------ Texte présenté ------

Arthur Jafa, visionnaire : pourquoi l'art français a tout à gagner à l’accueillir

Arthur Jafa n’est pas seulement un artiste, c’est une onde de choc. En 2025, Paris braque enfin les projecteurs sur lui avec une exposition à la Bourse de Commerce. L’occasion idéale pour explorer son univers : brut, politique, poétique – une révolution visuelle qui dépasse largement le cadre de l’art contemporain.

Le Quincy Jones de l’art visuel

En quelques années, Arthur Jafa est devenu l'un des artistes contemporains les plus renommés, exposant dans les musées les plus prestigieux, les galeries de premier plan et les biennales internationales. Il a remporté les prix les plus prestigieux et, avec eux, une reconnaissance financière qui lui permet aujourd'hui de créer des œuvres toujours plus ambitieuses.

Artiste prolifique, Jafa navigue entre différents médiums : du 2D au 3D, en passant par des silhouettes grandeur nature de Black Incredible Hulks et des installations monumentales. Pourtant, son mode d'expression préféré reste l'essai filmique. Puisant dans un vaste répertoire d'images et de vidéos, il conçoit des thèses visuelles, combinant archives YouTube, photographies anciennes, images de surveillance et extraits cinématographiques.

------ Données fournies ------

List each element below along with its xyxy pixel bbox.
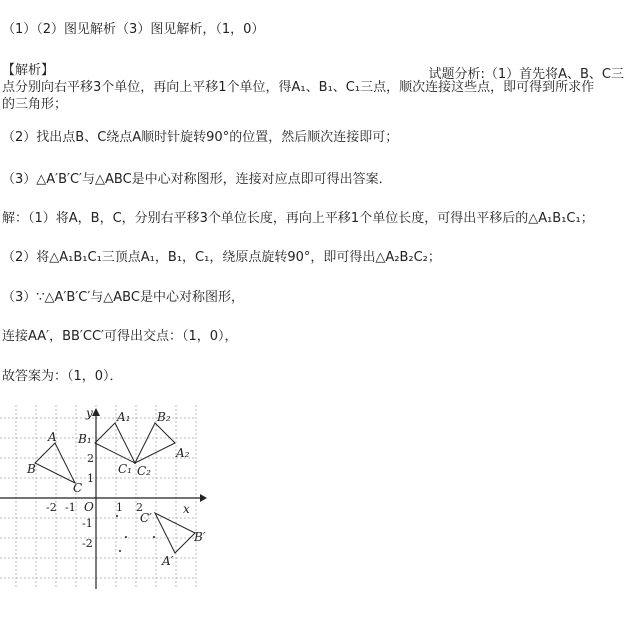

------

• [Consignes de l'exercice]
1 > Indiquez si chacune des affirmations suivantes concorde avec le texte sur Arthur Jafa, en répondant par oui ou par non et en citant exactement les mots du texte qui le prouvent. (a) L'exposition parisienne de 2025 se tient à la Bourse de Commerce. (b) Le mode d'expression préféré de Jafa est l'installation monumentale. (c) Jafa intègre des images de surveillance dans ses thèses visuelles.
2 > Présentez sous forme de liste les faits essentiels du paragraphe du texte sur Arthur Jafa qui commence par « Artiste prolifique, Jafa navigue ».
3 > Reproduisez exactement le passage du texte sur Arthur Jafa qui va de "Le Quincy Jones" jusqu'à "et extraits cinématographiques." inclus.
Les données ne servent à rien pour cet exercice.

• [Corrigé par consigne]
1 >
(a) Oui : « une exposition à la Bourse de Commerce ».
(b) Non : « son mode d'expression préféré reste l'essai filmique ».
(c) Oui : « combinant archives YouTube, photographies anciennes, images de surveillance et extraits cinématographiques ».

2 >
- Jafa est un artiste prolifique qui passe d'un médium à l'autre : du 2D au 3D.
- Il réalise des silhouettes grandeur nature de Black Incredible Hulks et des installations monumentales.
- Son mode d'expression préféré reste l'essai filmique.
- Il conçoit des thèses visuelles à partir d'un vaste répertoire d'images et de vidéos.
- Il y combine archives YouTube, photographies anciennes, images de surveillance et extraits cinématographiques.

3 >
Le Quincy Jones de l’art visuel

En quelques années, Arthur Jafa est devenu l'un des artistes contemporains les plus renommés, exposant dans les musées les plus prestigieux, les galeries de premier plan et les biennales internationales. Il a remporté les prix les plus prestigieux et, avec eux, une reconnaissance financière qui lui permet aujourd'hui de créer des œuvres toujours plus ambitieuses.

Artiste prolifique, Jafa navigue entre différents médiums : du 2D au 3D, en passant par des silhouettes grandeur nature de Black Incredible Hulks et des installations monumentales. Pourtant, son mode d'expression préféré reste l'essai filmique. Puisant dans un vaste répertoire d'images et de vidéos, il conçoit des thèses visuelles, combinant archives YouTube, photographies anciennes, images de surveillance et extraits cinématographiques.